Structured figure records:
* * *
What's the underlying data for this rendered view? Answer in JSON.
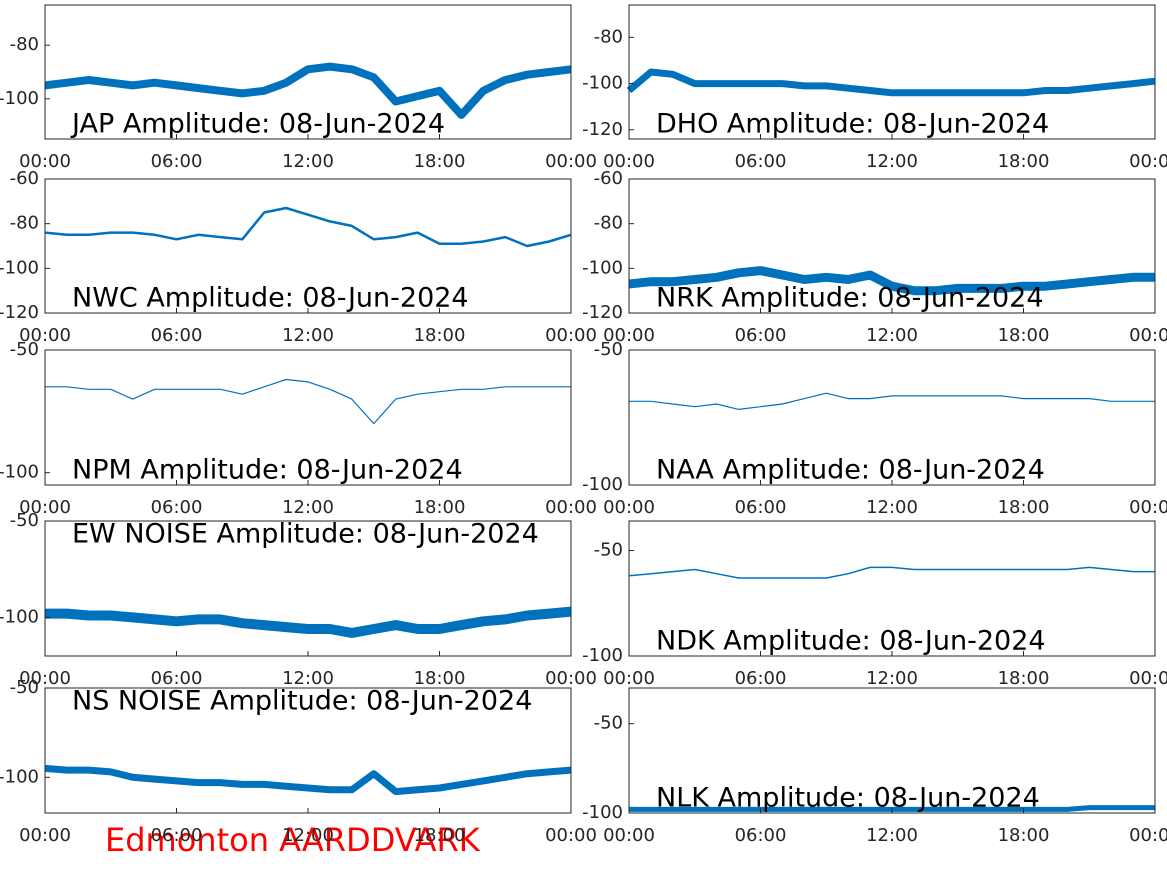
{
  "chart_data": [
    {
      "type": "line",
      "title": "JAP Amplitude: 08-Jun-2024",
      "color": "#0072bd",
      "xlim": [
        0,
        24
      ],
      "ylim": [
        -115,
        -65
      ],
      "xticks": [
        {
          "value": 0,
          "label": "00:00"
        },
        {
          "value": 6,
          "label": "06:00"
        },
        {
          "value": 12,
          "label": "12:00"
        },
        {
          "value": 18,
          "label": "18:00"
        },
        {
          "value": 24,
          "label": "00:00"
        }
      ],
      "yticks": [
        -80,
        -100
      ],
      "x": [
        0,
        1,
        2,
        3,
        4,
        5,
        6,
        7,
        8,
        9,
        10,
        11,
        12,
        13,
        14,
        15,
        16,
        17,
        18,
        19,
        20,
        21,
        22,
        23,
        24
      ],
      "values": [
        -95,
        -94,
        -93,
        -94,
        -95,
        -94,
        -95,
        -96,
        -97,
        -98,
        -97,
        -94,
        -89,
        -88,
        -89,
        -92,
        -101,
        -99,
        -97,
        -106,
        -97,
        -93,
        -91,
        -90,
        -89
      ]
    },
    {
      "type": "line",
      "title": "DHO Amplitude: 08-Jun-2024",
      "color": "#0072bd",
      "xlim": [
        0,
        24
      ],
      "ylim": [
        -124,
        -66
      ],
      "xticks": [
        {
          "value": 0,
          "label": "00:00"
        },
        {
          "value": 6,
          "label": "06:00"
        },
        {
          "value": 12,
          "label": "12:00"
        },
        {
          "value": 18,
          "label": "18:00"
        },
        {
          "value": 24,
          "label": "00:00"
        }
      ],
      "yticks": [
        -80,
        -100,
        -120
      ],
      "x": [
        0,
        1,
        2,
        3,
        4,
        5,
        6,
        7,
        8,
        9,
        10,
        11,
        12,
        13,
        14,
        15,
        16,
        17,
        18,
        19,
        20,
        21,
        22,
        23,
        24
      ],
      "values": [
        -103,
        -95,
        -96,
        -100,
        -100,
        -100,
        -100,
        -100,
        -101,
        -101,
        -102,
        -103,
        -104,
        -104,
        -104,
        -104,
        -104,
        -104,
        -104,
        -103,
        -103,
        -102,
        -101,
        -100,
        -99
      ]
    },
    {
      "type": "line",
      "title": "NWC Amplitude: 08-Jun-2024",
      "color": "#0072bd",
      "xlim": [
        0,
        24
      ],
      "ylim": [
        -120,
        -60
      ],
      "xticks": [
        {
          "value": 0,
          "label": "00:00"
        },
        {
          "value": 6,
          "label": "06:00"
        },
        {
          "value": 12,
          "label": "12:00"
        },
        {
          "value": 18,
          "label": "18:00"
        },
        {
          "value": 24,
          "label": "00:00"
        }
      ],
      "yticks": [
        -60,
        -80,
        -100,
        -120
      ],
      "x": [
        0,
        1,
        2,
        3,
        4,
        5,
        6,
        7,
        8,
        9,
        10,
        11,
        12,
        13,
        14,
        15,
        16,
        17,
        18,
        19,
        20,
        21,
        22,
        23,
        24
      ],
      "values": [
        -84,
        -85,
        -85,
        -84,
        -84,
        -85,
        -87,
        -85,
        -86,
        -87,
        -75,
        -73,
        -76,
        -79,
        -81,
        -87,
        -86,
        -84,
        -89,
        -89,
        -88,
        -86,
        -90,
        -88,
        -85
      ]
    },
    {
      "type": "line",
      "title": "NRK Amplitude: 08-Jun-2024",
      "color": "#0072bd",
      "xlim": [
        0,
        24
      ],
      "ylim": [
        -120,
        -60
      ],
      "xticks": [
        {
          "value": 0,
          "label": "00:00"
        },
        {
          "value": 6,
          "label": "06:00"
        },
        {
          "value": 12,
          "label": "12:00"
        },
        {
          "value": 18,
          "label": "18:00"
        },
        {
          "value": 24,
          "label": "00:00"
        }
      ],
      "yticks": [
        -60,
        -80,
        -100,
        -120
      ],
      "x": [
        0,
        1,
        2,
        3,
        4,
        5,
        6,
        7,
        8,
        9,
        10,
        11,
        12,
        13,
        14,
        15,
        16,
        17,
        18,
        19,
        20,
        21,
        22,
        23,
        24
      ],
      "values": [
        -107,
        -106,
        -106,
        -105,
        -104,
        -102,
        -101,
        -103,
        -105,
        -104,
        -105,
        -103,
        -108,
        -110,
        -110,
        -109,
        -109,
        -109,
        -108,
        -108,
        -107,
        -106,
        -105,
        -104,
        -104
      ]
    },
    {
      "type": "line",
      "title": "NPM Amplitude: 08-Jun-2024",
      "color": "#0072bd",
      "xlim": [
        0,
        24
      ],
      "ylim": [
        -105,
        -50
      ],
      "xticks": [
        {
          "value": 0,
          "label": "00:00"
        },
        {
          "value": 6,
          "label": "06:00"
        },
        {
          "value": 12,
          "label": "12:00"
        },
        {
          "value": 18,
          "label": "18:00"
        },
        {
          "value": 24,
          "label": "00:00"
        }
      ],
      "yticks": [
        -50,
        -100
      ],
      "x": [
        0,
        1,
        2,
        3,
        4,
        5,
        6,
        7,
        8,
        9,
        10,
        11,
        12,
        13,
        14,
        15,
        16,
        17,
        18,
        19,
        20,
        21,
        22,
        23,
        24
      ],
      "values": [
        -65,
        -65,
        -66,
        -66,
        -70,
        -66,
        -66,
        -66,
        -66,
        -68,
        -65,
        -62,
        -63,
        -66,
        -70,
        -80,
        -70,
        -68,
        -67,
        -66,
        -66,
        -65,
        -65,
        -65,
        -65
      ]
    },
    {
      "type": "line",
      "title": "NAA Amplitude: 08-Jun-2024",
      "color": "#0072bd",
      "xlim": [
        0,
        24
      ],
      "ylim": [
        -100,
        -50
      ],
      "xticks": [
        {
          "value": 0,
          "label": "00:00"
        },
        {
          "value": 6,
          "label": "06:00"
        },
        {
          "value": 12,
          "label": "12:00"
        },
        {
          "value": 18,
          "label": "18:00"
        },
        {
          "value": 24,
          "label": "00:00"
        }
      ],
      "yticks": [
        -50,
        -100
      ],
      "x": [
        0,
        1,
        2,
        3,
        4,
        5,
        6,
        7,
        8,
        9,
        10,
        11,
        12,
        13,
        14,
        15,
        16,
        17,
        18,
        19,
        20,
        21,
        22,
        23,
        24
      ],
      "values": [
        -69,
        -69,
        -70,
        -71,
        -70,
        -72,
        -71,
        -70,
        -68,
        -66,
        -68,
        -68,
        -67,
        -67,
        -67,
        -67,
        -67,
        -67,
        -68,
        -68,
        -68,
        -68,
        -69,
        -69,
        -69
      ]
    },
    {
      "type": "line",
      "title": "EW NOISE Amplitude: 08-Jun-2024",
      "color": "#0072bd",
      "xlim": [
        0,
        24
      ],
      "ylim": [
        -120,
        -50
      ],
      "xticks": [
        {
          "value": 0,
          "label": "00:00"
        },
        {
          "value": 6,
          "label": "06:00"
        },
        {
          "value": 12,
          "label": "12:00"
        },
        {
          "value": 18,
          "label": "18:00"
        },
        {
          "value": 24,
          "label": "00:00"
        }
      ],
      "yticks": [
        -50,
        -100
      ],
      "x": [
        0,
        1,
        2,
        3,
        4,
        5,
        6,
        7,
        8,
        9,
        10,
        11,
        12,
        13,
        14,
        15,
        16,
        17,
        18,
        19,
        20,
        21,
        22,
        23,
        24
      ],
      "values": [
        -98,
        -98,
        -99,
        -99,
        -100,
        -101,
        -102,
        -101,
        -101,
        -103,
        -104,
        -105,
        -106,
        -106,
        -108,
        -106,
        -104,
        -106,
        -106,
        -104,
        -102,
        -101,
        -99,
        -98,
        -97
      ]
    },
    {
      "type": "line",
      "title": "NDK Amplitude: 08-Jun-2024",
      "color": "#0072bd",
      "xlim": [
        0,
        24
      ],
      "ylim": [
        -100,
        -36
      ],
      "xticks": [
        {
          "value": 0,
          "label": "00:00"
        },
        {
          "value": 6,
          "label": "06:00"
        },
        {
          "value": 12,
          "label": "12:00"
        },
        {
          "value": 18,
          "label": "18:00"
        },
        {
          "value": 24,
          "label": "00:00"
        }
      ],
      "yticks": [
        -50,
        -100
      ],
      "x": [
        0,
        1,
        2,
        3,
        4,
        5,
        6,
        7,
        8,
        9,
        10,
        11,
        12,
        13,
        14,
        15,
        16,
        17,
        18,
        19,
        20,
        21,
        22,
        23,
        24
      ],
      "values": [
        -62,
        -61,
        -60,
        -59,
        -61,
        -63,
        -63,
        -63,
        -63,
        -63,
        -61,
        -58,
        -58,
        -59,
        -59,
        -59,
        -59,
        -59,
        -59,
        -59,
        -59,
        -58,
        -59,
        -60,
        -60
      ]
    },
    {
      "type": "line",
      "title": "NS NOISE Amplitude: 08-Jun-2024",
      "color": "#0072bd",
      "xlim": [
        0,
        24
      ],
      "ylim": [
        -120,
        -50
      ],
      "xticks": [
        {
          "value": 0,
          "label": "00:00"
        },
        {
          "value": 6,
          "label": "06:00"
        },
        {
          "value": 12,
          "label": "12:00"
        },
        {
          "value": 18,
          "label": "18:00"
        },
        {
          "value": 24,
          "label": "00:00"
        }
      ],
      "yticks": [
        -50,
        -100
      ],
      "x": [
        0,
        1,
        2,
        3,
        4,
        5,
        6,
        7,
        8,
        9,
        10,
        11,
        12,
        13,
        14,
        15,
        16,
        17,
        18,
        19,
        20,
        21,
        22,
        23,
        24
      ],
      "values": [
        -95,
        -96,
        -96,
        -97,
        -100,
        -101,
        -102,
        -103,
        -103,
        -104,
        -104,
        -105,
        -106,
        -107,
        -107,
        -98,
        -108,
        -107,
        -106,
        -104,
        -102,
        -100,
        -98,
        -97,
        -96
      ]
    },
    {
      "type": "line",
      "title": "NLK Amplitude: 08-Jun-2024",
      "color": "#0072bd",
      "xlim": [
        0,
        24
      ],
      "ylim": [
        -100,
        -30
      ],
      "xticks": [
        {
          "value": 0,
          "label": "00:00"
        },
        {
          "value": 6,
          "label": "06:00"
        },
        {
          "value": 12,
          "label": "12:00"
        },
        {
          "value": 18,
          "label": "18:00"
        },
        {
          "value": 24,
          "label": "00:00"
        }
      ],
      "yticks": [
        -50,
        -100
      ],
      "x": [
        0,
        1,
        2,
        3,
        4,
        5,
        6,
        7,
        8,
        9,
        10,
        11,
        12,
        13,
        14,
        15,
        16,
        17,
        18,
        19,
        20,
        21,
        22,
        23,
        24
      ],
      "values": [
        -98,
        -98,
        -98,
        -98,
        -98,
        -98,
        -98,
        -98,
        -98,
        -98,
        -98,
        -98,
        -98,
        -98,
        -98,
        -98,
        -98,
        -98,
        -98,
        -98,
        -98,
        -97,
        -97,
        -97,
        -97
      ]
    }
  ],
  "footer": "Edmonton AARDDVARK"
}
* * *
The problem: Extract every line above containing the word "Amplitude".

Output of the exercise:
      "title": "JAP Amplitude: 08-Jun-2024",
      "title": "DHO Amplitude: 08-Jun-2024",
      "title": "NWC Amplitude: 08-Jun-2024",
      "title": "NRK Amplitude: 08-Jun-2024",
      "title": "NPM Amplitude: 08-Jun-2024",
      "title": "NAA Amplitude: 08-Jun-2024",
      "title": "EW NOISE Amplitude: 08-Jun-2024",
      "title": "NDK Amplitude: 08-Jun-2024",
      "title": "NS NOISE Amplitude: 08-Jun-2024",
      "title": "NLK Amplitude: 08-Jun-2024",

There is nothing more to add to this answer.